• **Challenge 1**
In two sentences, summarize the polygon exercise below.
• **Challenge 2**
Set down the part of the polygon exercise below that begins at the words "(i) Each interior" and stops after the words "60°. This polygon is a .........".

··· Selection

Question

Fill in the blanks.
(i) Each interior angle of a regular octagon is (.........)°.
(ii) The sum of all interior angles of a regular hexagon is (.........)°.
(iii) Each exterior angle of a regular polygon is 60°. This polygon is a .........
(iv) Each interior angle of a regular polygon is 108°. This polygon is a .........
(v) A pentagon has ......... diagonals.

Answer 1

(i) Octagon has 8 sides.
$$\begin{gathered} \therefore \mathrm{Interior}\mathrm{angle}=\frac{180°n-360°}{n} \\ \mathrm{Int}\mathrm{erior}\mathrm{angle}=\frac{(180°\times 8)-360°}{8}=135° \end{gathered}$$
(ii) Sum of the interior angles of a regular hexagon = $(6-2)\times {180}^{\circ }={720}^{\circ }$

(iii) Each exterior angle of a regular polygon is ${60}^{\circ }$.
$\therefore \frac{360}{60}=6$
Therefore, the given polygon is a hexagon.

(iv) If the interior angle is ${108}^{\circ }$, then the exterior angle will be ${72}^{\circ }$. (interior and exterior angles are supplementary)
Sum of the exterior angles of a polygon is 360°.

Let there be n sides of a polygon.

$$\begin{gathered} 72n=360 \\ n=\frac{360}{72} \\ n=5 \end{gathered}$$

Since it has 5 sides, the polygon is a pentagon.

(v) A pentagon has 5 diagonals.

$$\begin{gathered} \mathrm{If}n\mathrm{is}\mathrm{the}\mathrm{number}\mathrm{of}s\mathrm{ides,}\mathrm{the}\mathrm{number}\mathrm{of}\mathrm{diagonals}=\frac{n(n-3)}{2} \\ \frac{5(5-3)}{2} \\ =5 \end{gathered}$$

······
··· Data provided

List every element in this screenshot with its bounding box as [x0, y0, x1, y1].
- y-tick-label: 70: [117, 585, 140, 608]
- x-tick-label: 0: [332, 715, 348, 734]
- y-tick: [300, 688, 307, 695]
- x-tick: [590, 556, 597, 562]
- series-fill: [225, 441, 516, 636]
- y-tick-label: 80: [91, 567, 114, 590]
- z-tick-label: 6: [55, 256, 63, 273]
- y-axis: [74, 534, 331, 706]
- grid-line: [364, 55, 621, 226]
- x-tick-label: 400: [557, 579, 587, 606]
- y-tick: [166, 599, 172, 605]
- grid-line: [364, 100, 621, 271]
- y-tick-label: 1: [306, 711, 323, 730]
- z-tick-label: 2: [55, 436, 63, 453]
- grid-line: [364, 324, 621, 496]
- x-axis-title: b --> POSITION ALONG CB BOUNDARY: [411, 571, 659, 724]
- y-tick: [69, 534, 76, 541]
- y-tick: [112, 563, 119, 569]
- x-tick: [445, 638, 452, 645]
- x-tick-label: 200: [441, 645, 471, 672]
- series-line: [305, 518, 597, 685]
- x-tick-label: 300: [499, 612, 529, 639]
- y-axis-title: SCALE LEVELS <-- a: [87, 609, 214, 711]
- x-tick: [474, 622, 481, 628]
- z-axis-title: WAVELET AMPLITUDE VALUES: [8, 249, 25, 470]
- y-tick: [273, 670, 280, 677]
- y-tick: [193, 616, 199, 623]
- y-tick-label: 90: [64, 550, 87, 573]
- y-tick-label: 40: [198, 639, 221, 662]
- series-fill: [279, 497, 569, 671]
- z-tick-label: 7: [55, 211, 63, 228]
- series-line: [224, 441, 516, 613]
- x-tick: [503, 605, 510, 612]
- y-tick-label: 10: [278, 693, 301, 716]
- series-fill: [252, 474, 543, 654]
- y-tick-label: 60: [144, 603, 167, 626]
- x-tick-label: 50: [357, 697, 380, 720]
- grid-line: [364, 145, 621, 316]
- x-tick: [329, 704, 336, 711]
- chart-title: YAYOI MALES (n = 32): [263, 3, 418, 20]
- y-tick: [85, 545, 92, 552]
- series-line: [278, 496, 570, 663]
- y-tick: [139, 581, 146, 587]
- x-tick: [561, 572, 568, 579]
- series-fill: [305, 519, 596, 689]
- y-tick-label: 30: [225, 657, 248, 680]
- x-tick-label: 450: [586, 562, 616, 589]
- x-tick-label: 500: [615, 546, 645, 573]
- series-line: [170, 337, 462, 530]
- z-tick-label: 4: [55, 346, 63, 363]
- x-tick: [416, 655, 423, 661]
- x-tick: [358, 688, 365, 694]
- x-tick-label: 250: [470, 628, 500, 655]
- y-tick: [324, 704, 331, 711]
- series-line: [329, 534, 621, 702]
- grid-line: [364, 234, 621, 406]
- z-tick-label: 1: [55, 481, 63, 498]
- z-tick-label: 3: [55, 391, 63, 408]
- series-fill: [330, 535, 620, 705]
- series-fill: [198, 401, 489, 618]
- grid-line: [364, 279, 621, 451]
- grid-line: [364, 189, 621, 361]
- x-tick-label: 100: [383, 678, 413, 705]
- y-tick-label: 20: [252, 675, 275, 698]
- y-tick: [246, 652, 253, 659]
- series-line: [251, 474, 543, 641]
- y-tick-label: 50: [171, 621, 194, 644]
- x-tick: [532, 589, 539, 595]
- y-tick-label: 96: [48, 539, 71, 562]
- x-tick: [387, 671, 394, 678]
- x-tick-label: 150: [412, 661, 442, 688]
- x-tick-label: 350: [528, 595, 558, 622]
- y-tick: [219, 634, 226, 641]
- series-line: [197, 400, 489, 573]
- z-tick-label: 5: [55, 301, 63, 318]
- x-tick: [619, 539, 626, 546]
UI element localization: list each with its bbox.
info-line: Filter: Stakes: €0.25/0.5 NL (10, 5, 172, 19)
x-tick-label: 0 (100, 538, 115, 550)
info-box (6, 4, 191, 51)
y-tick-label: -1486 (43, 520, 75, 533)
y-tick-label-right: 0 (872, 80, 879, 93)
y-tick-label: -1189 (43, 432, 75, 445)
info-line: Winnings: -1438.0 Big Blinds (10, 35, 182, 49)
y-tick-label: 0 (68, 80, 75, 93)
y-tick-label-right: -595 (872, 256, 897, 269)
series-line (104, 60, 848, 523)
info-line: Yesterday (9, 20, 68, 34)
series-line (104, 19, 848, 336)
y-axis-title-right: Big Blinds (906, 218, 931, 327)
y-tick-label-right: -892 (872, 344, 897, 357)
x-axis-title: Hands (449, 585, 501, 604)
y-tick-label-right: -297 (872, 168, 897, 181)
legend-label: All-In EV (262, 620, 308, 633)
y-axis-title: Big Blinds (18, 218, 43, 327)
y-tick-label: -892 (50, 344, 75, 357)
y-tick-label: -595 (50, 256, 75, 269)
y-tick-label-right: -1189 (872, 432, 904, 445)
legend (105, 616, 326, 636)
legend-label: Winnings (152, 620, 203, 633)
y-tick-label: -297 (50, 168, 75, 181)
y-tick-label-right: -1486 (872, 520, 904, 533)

······

• **Written reply 1**
The polygon exercise fills five blanks about regular polygons. Each interior angle of a regular octagon is 135°, the interior angles of a regular hexagon sum to 720°, a polygon with 60° exterior angles is a hexagon, one with 108° interior angles is a pentagon, and a pentagon has 5 diagonals.

• **Written reply 2**
(i) Each interior angle of a regular octagon is (.........)°.
(ii) The sum of all interior angles of a regular hexagon is (.........)°.
(iii) Each exterior angle of a regular polygon is 60°. This polygon is a .........